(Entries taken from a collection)
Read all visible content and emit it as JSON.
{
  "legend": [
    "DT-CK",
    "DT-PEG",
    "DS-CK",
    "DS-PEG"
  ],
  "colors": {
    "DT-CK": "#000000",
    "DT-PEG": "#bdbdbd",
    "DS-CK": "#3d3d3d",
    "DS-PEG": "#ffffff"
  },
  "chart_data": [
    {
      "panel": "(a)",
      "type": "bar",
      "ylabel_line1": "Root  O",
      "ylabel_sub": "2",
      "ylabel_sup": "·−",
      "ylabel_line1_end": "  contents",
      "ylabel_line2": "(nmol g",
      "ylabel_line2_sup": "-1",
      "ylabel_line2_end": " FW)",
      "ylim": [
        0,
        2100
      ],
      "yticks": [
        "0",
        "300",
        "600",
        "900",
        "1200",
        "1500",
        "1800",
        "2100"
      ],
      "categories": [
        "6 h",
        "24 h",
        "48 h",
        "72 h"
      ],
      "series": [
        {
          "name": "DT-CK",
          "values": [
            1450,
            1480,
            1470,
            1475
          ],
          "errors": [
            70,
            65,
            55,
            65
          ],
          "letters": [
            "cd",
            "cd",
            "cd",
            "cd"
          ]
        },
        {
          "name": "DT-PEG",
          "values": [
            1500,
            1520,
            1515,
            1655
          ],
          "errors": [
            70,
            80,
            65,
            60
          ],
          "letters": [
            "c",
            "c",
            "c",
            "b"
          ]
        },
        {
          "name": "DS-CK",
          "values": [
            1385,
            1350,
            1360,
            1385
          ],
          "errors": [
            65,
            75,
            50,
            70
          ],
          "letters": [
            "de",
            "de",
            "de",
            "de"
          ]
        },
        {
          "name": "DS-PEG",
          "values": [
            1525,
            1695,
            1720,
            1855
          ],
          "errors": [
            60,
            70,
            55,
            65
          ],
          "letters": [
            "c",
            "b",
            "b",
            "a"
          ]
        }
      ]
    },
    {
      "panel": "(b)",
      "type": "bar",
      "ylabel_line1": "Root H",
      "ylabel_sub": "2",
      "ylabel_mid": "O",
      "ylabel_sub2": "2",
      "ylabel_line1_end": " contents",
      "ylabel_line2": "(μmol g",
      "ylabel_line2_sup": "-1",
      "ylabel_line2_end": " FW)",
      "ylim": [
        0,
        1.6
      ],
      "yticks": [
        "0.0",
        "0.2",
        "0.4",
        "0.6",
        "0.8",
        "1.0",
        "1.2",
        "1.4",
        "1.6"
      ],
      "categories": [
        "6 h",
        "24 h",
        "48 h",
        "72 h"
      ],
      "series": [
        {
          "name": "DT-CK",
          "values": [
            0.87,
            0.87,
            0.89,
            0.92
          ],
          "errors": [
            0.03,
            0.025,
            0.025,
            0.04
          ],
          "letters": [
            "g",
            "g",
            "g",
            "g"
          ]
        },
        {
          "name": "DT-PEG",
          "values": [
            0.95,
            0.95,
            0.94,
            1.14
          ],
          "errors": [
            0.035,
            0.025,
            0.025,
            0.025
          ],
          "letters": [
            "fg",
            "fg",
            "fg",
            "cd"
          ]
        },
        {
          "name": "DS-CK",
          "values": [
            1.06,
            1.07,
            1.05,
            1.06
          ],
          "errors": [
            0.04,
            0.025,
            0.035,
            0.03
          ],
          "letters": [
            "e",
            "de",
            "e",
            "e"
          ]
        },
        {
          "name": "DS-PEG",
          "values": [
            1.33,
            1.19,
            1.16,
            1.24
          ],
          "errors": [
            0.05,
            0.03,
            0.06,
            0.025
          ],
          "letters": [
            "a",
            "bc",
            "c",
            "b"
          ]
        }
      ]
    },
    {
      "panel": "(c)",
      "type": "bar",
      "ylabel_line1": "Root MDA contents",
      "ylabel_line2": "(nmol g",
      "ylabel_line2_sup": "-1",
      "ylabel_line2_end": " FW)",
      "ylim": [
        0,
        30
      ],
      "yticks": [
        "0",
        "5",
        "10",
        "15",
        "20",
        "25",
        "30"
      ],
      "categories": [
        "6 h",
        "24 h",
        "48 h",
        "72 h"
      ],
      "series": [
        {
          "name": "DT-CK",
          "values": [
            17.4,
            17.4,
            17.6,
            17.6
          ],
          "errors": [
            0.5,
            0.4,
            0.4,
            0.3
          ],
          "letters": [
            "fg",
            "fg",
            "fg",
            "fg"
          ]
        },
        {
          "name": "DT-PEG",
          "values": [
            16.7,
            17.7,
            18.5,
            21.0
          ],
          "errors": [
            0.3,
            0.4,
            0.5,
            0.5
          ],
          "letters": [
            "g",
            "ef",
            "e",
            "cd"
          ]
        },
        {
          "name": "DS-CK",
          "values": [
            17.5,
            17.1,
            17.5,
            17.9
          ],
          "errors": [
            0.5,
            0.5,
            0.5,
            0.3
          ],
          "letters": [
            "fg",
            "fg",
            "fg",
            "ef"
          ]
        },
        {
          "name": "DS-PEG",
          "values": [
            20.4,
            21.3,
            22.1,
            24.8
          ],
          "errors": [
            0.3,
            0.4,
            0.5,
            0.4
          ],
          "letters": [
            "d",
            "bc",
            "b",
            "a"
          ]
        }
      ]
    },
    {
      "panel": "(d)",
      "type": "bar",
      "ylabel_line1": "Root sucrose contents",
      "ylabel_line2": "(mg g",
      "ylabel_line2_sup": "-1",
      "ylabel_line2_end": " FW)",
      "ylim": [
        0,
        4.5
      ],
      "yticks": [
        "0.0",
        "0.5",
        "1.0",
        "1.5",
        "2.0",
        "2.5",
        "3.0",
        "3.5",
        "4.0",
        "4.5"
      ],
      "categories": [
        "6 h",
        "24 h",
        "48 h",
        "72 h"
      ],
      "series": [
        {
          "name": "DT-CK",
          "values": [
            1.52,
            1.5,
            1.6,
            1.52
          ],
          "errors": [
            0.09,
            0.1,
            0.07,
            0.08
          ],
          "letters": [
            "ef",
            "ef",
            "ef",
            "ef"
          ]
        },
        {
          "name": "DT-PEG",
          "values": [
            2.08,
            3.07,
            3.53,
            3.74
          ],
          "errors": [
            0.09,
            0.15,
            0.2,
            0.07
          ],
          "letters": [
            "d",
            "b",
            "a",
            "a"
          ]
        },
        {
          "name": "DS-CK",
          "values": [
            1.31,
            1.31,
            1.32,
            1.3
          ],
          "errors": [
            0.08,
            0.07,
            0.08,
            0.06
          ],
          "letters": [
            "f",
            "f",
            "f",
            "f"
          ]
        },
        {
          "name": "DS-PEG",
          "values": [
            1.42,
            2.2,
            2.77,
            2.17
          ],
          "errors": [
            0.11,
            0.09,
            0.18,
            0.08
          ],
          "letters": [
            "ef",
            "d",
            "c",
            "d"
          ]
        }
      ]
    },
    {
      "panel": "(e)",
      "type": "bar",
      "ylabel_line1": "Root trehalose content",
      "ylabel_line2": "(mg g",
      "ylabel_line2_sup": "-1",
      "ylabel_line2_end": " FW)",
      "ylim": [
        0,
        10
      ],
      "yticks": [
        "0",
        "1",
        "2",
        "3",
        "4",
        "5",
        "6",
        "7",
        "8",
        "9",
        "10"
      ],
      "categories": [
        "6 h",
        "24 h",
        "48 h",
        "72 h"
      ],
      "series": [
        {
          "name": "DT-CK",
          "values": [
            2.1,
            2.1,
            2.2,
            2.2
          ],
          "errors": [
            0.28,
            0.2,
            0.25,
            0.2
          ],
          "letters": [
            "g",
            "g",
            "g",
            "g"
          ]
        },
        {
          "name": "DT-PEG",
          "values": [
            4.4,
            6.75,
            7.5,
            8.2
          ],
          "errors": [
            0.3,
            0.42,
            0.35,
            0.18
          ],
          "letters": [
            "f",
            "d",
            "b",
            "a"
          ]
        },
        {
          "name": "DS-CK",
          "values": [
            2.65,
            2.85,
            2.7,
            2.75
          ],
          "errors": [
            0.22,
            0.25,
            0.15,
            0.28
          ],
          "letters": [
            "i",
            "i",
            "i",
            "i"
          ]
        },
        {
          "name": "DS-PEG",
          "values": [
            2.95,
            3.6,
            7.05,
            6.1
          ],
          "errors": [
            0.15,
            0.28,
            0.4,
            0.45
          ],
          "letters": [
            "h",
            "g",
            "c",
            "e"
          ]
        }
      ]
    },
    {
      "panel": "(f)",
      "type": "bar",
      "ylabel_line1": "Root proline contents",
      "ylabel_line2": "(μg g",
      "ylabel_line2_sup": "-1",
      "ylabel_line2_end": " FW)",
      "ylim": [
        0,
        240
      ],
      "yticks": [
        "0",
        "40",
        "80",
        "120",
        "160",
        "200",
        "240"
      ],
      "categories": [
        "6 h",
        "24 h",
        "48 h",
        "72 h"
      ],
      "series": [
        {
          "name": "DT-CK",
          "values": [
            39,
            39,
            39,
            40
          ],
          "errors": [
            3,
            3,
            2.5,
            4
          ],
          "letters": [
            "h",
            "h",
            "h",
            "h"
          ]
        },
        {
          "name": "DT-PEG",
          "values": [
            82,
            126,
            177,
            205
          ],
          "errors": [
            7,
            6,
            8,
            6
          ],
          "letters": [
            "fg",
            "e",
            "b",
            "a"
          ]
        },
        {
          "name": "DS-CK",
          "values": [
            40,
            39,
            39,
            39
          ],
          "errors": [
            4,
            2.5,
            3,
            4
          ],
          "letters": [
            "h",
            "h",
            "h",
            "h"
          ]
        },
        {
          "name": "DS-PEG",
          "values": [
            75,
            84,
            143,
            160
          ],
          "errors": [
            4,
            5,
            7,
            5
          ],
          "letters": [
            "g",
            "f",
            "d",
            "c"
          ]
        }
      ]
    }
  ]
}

• _GIVEN TASK_
Give the number of lines in the material above that have the word "panel" in them, and nothing more.

• _SOLUTION TO THIS PROBLEM_
6